▶ What is required
Repeat each of the entries below verbatim, leaving out the pictures.

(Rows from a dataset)
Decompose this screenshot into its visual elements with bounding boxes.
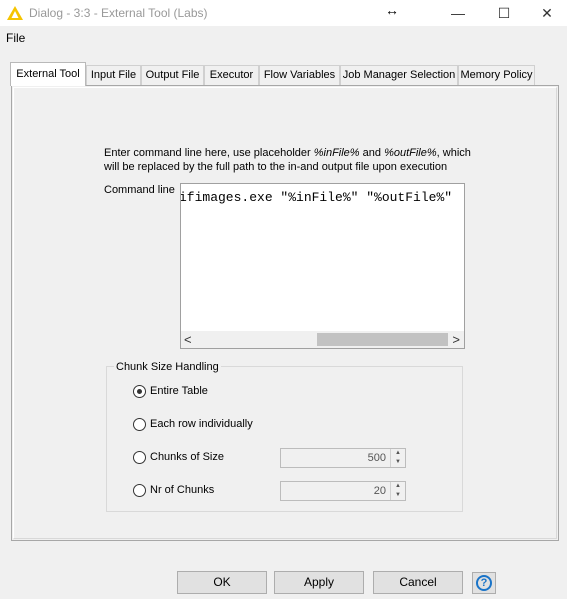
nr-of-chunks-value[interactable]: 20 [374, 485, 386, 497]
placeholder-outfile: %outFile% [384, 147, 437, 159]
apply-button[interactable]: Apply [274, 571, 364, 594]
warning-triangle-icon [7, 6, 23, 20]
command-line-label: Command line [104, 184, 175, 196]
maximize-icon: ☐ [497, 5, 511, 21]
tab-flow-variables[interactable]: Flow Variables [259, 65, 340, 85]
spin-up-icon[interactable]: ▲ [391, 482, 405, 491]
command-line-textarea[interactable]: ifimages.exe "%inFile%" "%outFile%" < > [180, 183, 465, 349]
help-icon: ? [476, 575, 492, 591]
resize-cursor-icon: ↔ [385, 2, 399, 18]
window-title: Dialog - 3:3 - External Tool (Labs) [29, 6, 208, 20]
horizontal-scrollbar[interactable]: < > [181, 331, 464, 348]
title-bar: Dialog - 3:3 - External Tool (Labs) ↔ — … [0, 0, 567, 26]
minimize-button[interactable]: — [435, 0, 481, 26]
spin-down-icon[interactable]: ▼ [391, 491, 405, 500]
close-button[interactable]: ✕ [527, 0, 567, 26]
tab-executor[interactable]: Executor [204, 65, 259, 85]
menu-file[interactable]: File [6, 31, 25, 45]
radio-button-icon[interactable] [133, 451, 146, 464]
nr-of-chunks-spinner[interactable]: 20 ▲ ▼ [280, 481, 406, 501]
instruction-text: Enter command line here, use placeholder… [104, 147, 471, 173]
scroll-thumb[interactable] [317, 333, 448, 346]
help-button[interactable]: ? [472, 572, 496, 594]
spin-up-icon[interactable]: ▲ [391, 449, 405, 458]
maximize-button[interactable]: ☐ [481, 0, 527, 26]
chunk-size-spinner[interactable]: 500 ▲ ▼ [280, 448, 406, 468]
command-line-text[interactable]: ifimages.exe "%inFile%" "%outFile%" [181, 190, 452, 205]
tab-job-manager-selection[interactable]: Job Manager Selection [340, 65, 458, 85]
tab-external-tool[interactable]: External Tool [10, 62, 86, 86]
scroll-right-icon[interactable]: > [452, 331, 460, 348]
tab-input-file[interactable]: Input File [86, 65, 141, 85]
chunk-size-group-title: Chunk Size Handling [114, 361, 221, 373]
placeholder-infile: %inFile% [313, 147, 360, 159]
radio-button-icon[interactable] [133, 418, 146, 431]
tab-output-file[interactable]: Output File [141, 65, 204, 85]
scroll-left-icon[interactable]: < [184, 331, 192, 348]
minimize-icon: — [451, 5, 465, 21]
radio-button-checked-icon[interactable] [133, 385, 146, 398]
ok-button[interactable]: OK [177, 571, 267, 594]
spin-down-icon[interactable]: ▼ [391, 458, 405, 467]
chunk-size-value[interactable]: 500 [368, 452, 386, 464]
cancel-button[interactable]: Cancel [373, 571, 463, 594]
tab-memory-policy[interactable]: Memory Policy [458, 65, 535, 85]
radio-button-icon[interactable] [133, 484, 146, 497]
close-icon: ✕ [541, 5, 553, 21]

▶ Complete answer
Decompose this screenshot into its visual elements with bounding boxes.
nr-of-chunks-value[interactable]: 20 [374, 485, 386, 497]
placeholder-outfile: %outFile% [384, 147, 437, 159]
apply-button[interactable]: Apply [274, 571, 364, 594]
warning-triangle-icon [7, 6, 23, 20]
command-line-label: Command line [104, 184, 175, 196]
maximize-icon: ☐ [497, 5, 511, 21]
tab-flow-variables[interactable]: Flow Variables [259, 65, 340, 85]
spin-up-icon[interactable]: ▲ [391, 482, 405, 491]
command-line-textarea[interactable]: ifimages.exe "%inFile%" "%outFile%" < > [180, 183, 465, 349]
help-icon: ? [476, 575, 492, 591]
resize-cursor-icon: ↔ [385, 2, 399, 18]
window-title: Dialog - 3:3 - External Tool (Labs) [29, 6, 208, 20]
horizontal-scrollbar[interactable]: < > [181, 331, 464, 348]
title-bar: Dialog - 3:3 - External Tool (Labs) ↔ — … [0, 0, 567, 26]
minimize-button[interactable]: — [435, 0, 481, 26]
spin-down-icon[interactable]: ▼ [391, 491, 405, 500]
close-button[interactable]: ✕ [527, 0, 567, 26]
tab-executor[interactable]: Executor [204, 65, 259, 85]
menu-file[interactable]: File [6, 31, 25, 45]
radio-button-icon[interactable] [133, 451, 146, 464]
nr-of-chunks-spinner[interactable]: 20 ▲ ▼ [280, 481, 406, 501]
instruction-text: Enter command line here, use placeholder… [104, 147, 471, 173]
scroll-thumb[interactable] [317, 333, 448, 346]
help-button[interactable]: ? [472, 572, 496, 594]
spin-up-icon[interactable]: ▲ [391, 449, 405, 458]
maximize-button[interactable]: ☐ [481, 0, 527, 26]
chunk-size-spinner[interactable]: 500 ▲ ▼ [280, 448, 406, 468]
command-line-text[interactable]: ifimages.exe "%inFile%" "%outFile%" [181, 190, 452, 205]
tab-job-manager-selection[interactable]: Job Manager Selection [340, 65, 458, 85]
tab-external-tool[interactable]: External Tool [10, 62, 86, 86]
scroll-right-icon[interactable]: > [452, 331, 460, 348]
tab-input-file[interactable]: Input File [86, 65, 141, 85]
chunk-size-group-title: Chunk Size Handling [114, 361, 221, 373]
placeholder-infile: %inFile% [313, 147, 360, 159]
radio-button-icon[interactable] [133, 418, 146, 431]
tab-output-file[interactable]: Output File [141, 65, 204, 85]
scroll-left-icon[interactable]: < [184, 331, 192, 348]
minimize-icon: — [451, 5, 465, 21]
radio-button-checked-icon[interactable] [133, 385, 146, 398]
ok-button[interactable]: OK [177, 571, 267, 594]
spin-down-icon[interactable]: ▼ [391, 458, 405, 467]
chunk-size-value[interactable]: 500 [368, 452, 386, 464]
cancel-button[interactable]: Cancel [373, 571, 463, 594]
tab-memory-policy[interactable]: Memory Policy [458, 65, 535, 85]
radio-button-icon[interactable] [133, 484, 146, 497]
close-icon: ✕ [541, 5, 553, 21]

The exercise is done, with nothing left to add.